What to work on: Reproduce the items verbatim, from the first line through the line containing "section-label: 云桌面 [667, 210, 690, 277]", inclusive.

▼

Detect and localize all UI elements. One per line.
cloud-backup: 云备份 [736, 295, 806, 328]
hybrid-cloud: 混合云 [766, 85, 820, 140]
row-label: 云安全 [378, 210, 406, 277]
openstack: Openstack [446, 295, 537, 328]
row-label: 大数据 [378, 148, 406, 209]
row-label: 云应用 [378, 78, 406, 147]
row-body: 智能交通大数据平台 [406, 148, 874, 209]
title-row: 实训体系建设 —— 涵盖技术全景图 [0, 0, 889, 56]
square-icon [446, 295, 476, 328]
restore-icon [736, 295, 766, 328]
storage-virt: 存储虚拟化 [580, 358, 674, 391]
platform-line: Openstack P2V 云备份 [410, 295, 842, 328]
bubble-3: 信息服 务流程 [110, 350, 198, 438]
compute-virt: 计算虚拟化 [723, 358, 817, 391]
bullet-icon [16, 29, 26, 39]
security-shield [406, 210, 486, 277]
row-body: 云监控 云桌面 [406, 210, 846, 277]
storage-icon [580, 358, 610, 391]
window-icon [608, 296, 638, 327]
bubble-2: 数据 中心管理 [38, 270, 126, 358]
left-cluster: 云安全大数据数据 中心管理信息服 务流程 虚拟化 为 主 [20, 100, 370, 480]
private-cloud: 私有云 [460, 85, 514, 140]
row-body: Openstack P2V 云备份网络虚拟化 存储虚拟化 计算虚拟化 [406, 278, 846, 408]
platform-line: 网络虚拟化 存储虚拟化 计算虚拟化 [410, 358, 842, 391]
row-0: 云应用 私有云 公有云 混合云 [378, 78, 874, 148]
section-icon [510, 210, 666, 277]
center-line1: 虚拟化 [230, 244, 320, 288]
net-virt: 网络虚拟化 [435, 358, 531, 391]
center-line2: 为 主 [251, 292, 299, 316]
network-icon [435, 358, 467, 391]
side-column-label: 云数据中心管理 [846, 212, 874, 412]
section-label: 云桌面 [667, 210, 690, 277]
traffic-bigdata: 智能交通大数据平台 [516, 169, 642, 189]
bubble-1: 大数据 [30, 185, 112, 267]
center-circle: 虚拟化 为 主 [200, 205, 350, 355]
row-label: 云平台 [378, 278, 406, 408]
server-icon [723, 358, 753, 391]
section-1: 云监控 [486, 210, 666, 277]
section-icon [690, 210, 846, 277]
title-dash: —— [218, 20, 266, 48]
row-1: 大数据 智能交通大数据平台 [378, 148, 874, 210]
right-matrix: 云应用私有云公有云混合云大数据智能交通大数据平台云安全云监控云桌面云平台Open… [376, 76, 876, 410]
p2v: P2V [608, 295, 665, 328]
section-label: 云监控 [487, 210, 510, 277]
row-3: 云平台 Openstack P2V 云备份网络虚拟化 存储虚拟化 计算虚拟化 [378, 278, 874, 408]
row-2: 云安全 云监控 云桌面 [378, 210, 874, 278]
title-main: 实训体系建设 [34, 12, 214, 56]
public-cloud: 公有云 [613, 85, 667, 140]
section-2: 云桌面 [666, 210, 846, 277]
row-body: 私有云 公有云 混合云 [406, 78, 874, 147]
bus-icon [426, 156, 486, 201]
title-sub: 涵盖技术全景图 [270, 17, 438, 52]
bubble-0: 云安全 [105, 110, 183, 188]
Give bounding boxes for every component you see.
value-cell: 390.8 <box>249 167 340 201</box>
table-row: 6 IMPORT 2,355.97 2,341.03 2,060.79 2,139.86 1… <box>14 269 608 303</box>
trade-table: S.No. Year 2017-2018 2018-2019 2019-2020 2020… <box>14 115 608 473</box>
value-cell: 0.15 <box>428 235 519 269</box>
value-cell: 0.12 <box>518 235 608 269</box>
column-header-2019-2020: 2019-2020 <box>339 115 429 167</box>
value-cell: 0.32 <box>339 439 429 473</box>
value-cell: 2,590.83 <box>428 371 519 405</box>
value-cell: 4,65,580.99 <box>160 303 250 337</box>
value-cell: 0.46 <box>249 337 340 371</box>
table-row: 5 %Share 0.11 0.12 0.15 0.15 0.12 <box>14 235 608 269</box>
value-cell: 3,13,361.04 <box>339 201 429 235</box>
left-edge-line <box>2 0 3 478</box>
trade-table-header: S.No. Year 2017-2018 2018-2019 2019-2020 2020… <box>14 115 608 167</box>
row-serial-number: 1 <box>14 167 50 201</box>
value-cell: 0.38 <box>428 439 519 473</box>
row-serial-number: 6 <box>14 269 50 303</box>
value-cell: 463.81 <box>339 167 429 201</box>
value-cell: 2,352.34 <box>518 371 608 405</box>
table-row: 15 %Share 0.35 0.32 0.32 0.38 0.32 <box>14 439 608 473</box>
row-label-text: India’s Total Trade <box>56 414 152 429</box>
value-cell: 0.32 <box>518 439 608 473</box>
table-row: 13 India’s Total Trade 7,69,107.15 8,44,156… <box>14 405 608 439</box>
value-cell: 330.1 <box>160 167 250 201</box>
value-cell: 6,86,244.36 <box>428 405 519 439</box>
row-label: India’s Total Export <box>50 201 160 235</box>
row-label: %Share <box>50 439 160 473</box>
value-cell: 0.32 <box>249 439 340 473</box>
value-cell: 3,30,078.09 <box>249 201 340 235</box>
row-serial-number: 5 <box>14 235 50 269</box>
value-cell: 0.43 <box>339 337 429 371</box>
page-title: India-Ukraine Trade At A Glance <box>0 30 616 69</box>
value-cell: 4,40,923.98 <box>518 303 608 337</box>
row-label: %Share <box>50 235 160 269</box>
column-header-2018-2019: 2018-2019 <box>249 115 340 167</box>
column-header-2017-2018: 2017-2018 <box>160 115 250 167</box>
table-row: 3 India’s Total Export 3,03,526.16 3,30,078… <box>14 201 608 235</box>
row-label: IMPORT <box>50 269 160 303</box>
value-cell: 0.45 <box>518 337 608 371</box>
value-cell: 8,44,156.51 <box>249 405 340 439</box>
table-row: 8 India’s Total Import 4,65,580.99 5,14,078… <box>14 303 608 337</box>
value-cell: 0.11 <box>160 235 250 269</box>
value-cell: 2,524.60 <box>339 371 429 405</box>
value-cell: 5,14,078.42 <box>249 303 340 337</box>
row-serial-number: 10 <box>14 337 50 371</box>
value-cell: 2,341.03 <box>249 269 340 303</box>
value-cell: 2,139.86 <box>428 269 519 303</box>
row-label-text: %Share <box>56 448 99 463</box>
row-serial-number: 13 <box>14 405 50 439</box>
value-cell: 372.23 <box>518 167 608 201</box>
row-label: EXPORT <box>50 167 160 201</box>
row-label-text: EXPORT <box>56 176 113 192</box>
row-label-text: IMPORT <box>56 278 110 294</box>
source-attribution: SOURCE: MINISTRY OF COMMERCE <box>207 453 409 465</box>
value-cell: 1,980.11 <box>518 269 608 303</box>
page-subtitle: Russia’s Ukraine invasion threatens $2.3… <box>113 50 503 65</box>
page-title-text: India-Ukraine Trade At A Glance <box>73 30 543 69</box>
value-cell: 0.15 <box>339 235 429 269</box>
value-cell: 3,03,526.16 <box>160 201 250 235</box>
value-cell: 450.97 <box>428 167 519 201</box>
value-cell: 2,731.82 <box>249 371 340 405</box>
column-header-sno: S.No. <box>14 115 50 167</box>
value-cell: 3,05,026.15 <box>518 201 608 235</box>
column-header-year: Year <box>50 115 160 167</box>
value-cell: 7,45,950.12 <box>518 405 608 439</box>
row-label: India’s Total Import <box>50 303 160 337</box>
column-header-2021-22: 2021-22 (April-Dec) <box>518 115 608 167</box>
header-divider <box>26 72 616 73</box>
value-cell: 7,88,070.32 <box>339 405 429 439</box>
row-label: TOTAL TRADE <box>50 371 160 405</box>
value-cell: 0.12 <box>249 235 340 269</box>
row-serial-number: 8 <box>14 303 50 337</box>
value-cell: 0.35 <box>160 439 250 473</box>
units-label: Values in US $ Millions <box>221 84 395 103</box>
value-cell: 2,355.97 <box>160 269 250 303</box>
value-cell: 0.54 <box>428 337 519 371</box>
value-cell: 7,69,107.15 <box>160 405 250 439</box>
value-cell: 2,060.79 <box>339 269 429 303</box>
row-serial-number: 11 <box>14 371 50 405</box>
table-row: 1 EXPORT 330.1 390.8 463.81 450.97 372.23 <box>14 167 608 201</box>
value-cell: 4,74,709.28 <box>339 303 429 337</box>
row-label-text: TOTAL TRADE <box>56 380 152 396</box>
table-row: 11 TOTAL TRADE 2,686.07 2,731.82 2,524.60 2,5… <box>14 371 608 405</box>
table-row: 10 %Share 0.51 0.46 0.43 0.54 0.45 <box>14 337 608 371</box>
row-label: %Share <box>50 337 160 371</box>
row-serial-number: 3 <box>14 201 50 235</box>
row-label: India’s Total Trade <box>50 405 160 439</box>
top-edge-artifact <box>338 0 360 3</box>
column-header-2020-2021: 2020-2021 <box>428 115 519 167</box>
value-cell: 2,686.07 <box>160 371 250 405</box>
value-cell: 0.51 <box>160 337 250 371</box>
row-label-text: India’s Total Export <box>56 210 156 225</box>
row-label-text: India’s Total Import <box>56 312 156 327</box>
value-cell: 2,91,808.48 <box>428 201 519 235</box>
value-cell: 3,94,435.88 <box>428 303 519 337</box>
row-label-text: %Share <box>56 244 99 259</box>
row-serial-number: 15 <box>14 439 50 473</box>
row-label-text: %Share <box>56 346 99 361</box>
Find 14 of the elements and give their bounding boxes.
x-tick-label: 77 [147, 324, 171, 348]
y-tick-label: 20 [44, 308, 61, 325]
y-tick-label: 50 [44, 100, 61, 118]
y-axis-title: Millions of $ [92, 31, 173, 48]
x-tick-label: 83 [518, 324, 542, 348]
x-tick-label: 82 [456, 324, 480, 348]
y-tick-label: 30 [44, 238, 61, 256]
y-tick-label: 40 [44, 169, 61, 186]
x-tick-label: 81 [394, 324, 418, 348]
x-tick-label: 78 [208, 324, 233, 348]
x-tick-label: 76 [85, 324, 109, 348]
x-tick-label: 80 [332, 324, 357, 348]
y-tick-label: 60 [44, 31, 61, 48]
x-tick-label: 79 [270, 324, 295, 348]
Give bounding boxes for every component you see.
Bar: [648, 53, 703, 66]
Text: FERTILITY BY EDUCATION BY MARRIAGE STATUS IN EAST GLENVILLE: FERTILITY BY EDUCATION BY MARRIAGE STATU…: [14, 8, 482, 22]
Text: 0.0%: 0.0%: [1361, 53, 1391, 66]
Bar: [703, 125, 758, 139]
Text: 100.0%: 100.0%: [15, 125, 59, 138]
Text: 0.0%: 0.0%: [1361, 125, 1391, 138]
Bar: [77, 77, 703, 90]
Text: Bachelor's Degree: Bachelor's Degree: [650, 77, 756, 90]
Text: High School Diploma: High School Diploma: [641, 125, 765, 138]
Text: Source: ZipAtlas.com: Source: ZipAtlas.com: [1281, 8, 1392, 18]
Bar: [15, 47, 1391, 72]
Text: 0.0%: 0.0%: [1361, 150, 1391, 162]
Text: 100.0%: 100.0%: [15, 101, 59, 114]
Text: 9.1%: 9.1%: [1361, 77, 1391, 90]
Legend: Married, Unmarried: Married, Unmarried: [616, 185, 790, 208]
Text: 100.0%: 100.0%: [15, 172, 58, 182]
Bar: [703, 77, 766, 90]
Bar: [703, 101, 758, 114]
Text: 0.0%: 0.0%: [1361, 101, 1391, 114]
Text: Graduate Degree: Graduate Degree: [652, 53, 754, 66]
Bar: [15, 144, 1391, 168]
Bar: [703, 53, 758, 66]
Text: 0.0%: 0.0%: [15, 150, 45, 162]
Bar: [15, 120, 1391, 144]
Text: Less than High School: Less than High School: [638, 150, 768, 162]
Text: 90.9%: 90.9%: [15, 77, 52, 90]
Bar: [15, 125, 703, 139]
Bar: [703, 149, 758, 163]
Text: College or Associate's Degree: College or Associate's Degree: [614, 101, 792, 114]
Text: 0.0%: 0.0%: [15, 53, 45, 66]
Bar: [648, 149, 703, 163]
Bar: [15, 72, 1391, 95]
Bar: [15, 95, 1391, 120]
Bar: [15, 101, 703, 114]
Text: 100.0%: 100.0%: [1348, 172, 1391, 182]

▲

Answer for this exercise:
Detect and localize all UI elements. One per line.
cloud-backup: 云备份 [736, 295, 806, 328]
hybrid-cloud: 混合云 [766, 85, 820, 140]
row-label: 云安全 [378, 210, 406, 277]
openstack: Openstack [446, 295, 537, 328]
row-label: 大数据 [378, 148, 406, 209]
row-label: 云应用 [378, 78, 406, 147]
row-body: 智能交通大数据平台 [406, 148, 874, 209]
title-row: 实训体系建设 —— 涵盖技术全景图 [0, 0, 889, 56]
square-icon [446, 295, 476, 328]
restore-icon [736, 295, 766, 328]
storage-virt: 存储虚拟化 [580, 358, 674, 391]
platform-line: Openstack P2V 云备份 [410, 295, 842, 328]
bubble-3: 信息服 务流程 [110, 350, 198, 438]
compute-virt: 计算虚拟化 [723, 358, 817, 391]
bullet-icon [16, 29, 26, 39]
security-shield [406, 210, 486, 277]
row-body: 云监控 云桌面 [406, 210, 846, 277]
storage-icon [580, 358, 610, 391]
window-icon [608, 296, 638, 327]
bubble-2: 数据 中心管理 [38, 270, 126, 358]
left-cluster: 云安全大数据数据 中心管理信息服 务流程 虚拟化 为 主 [20, 100, 370, 480]
private-cloud: 私有云 [460, 85, 514, 140]
row-body: Openstack P2V 云备份网络虚拟化 存储虚拟化 计算虚拟化 [406, 278, 846, 408]
platform-line: 网络虚拟化 存储虚拟化 计算虚拟化 [410, 358, 842, 391]
row-0: 云应用 私有云 公有云 混合云 [378, 78, 874, 148]
section-icon [510, 210, 666, 277]
center-line1: 虚拟化 [230, 244, 320, 288]
net-virt: 网络虚拟化 [435, 358, 531, 391]
center-line2: 为 主 [251, 292, 299, 316]
network-icon [435, 358, 467, 391]
side-column-label: 云数据中心管理 [846, 212, 874, 412]
section-label: 云桌面 [667, 210, 690, 277]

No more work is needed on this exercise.